=== Passage shown ===
But they are pushing back, necessarily I would say, against those who seek to
shut down and marginalize people who hold opinions they deem to be unworthy.

Without any resistance whatsoever from groups like the FSU, the social
consequences you mention will tend to spiral into something quite ugly.

------
koonsolo
The nanny state... I heard this expression about 15 years ago, and it is still
true today.

------
burlesona
I agree with the concerns that society is raising with unlimited free speech
at scale via the internet today. Radicalization is a real problem.

But I think decentralization and legal liability are better solutions. Drop
section 230 and it becomes legally fraught and prohibitively expensive for
Facebook to allow disinformation and hate groups to organize on its platform.

Get serious about anti-trust so that one monopoly / monopsony isnt allowed to
own another and now Facebook and Instagram have to be split up, as well as
Google and YouTube.
=== Dataset rows ===
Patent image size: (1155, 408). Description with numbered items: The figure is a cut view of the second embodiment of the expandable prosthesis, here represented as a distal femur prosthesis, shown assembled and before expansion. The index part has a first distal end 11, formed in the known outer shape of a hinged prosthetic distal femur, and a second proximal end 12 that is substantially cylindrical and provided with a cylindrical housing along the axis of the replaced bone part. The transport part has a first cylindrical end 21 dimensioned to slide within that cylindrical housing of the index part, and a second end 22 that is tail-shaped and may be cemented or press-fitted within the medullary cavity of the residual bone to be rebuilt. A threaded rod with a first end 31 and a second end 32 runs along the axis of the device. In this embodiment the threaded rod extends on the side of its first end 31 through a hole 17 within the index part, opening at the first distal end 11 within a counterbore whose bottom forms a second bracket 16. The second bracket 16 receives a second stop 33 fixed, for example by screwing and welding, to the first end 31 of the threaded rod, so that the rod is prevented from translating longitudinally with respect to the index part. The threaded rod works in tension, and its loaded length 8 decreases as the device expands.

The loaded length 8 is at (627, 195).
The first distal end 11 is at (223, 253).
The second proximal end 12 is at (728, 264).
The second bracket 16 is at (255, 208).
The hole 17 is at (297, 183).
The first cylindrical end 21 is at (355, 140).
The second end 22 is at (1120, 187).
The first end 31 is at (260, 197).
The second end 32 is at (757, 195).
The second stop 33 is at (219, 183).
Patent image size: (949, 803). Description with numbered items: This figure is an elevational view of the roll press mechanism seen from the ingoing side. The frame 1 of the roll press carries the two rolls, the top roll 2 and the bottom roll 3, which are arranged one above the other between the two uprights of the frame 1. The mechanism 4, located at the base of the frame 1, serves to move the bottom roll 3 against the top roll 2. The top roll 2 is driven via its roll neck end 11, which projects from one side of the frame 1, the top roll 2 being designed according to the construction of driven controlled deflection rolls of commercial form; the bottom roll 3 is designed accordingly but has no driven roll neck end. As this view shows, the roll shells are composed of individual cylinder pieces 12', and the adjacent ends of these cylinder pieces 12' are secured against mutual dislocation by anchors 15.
===
Task instructions: Summarize the forum thread on free speech in two sentences.

Result for this exercise: One commenter argues that groups like the FSU push back against those who would shut down and marginalize people with opinions deemed unworthy, warning that without that resistance the social consequences will spiral into something ugly, and koonsolo says the expression "the nanny state," first heard about 15 years ago, is still true today. burlesona agrees that unlimited free speech at internet scale raises real concerns such as radicalization but prefers decentralization and legal liability: dropping section 230 so that letting disinformation and hate groups organize becomes legally fraught and prohibitively expensive for Facebook, and getting serious about antitrust so that Facebook and Instagram, as well as Google and YouTube, are split up.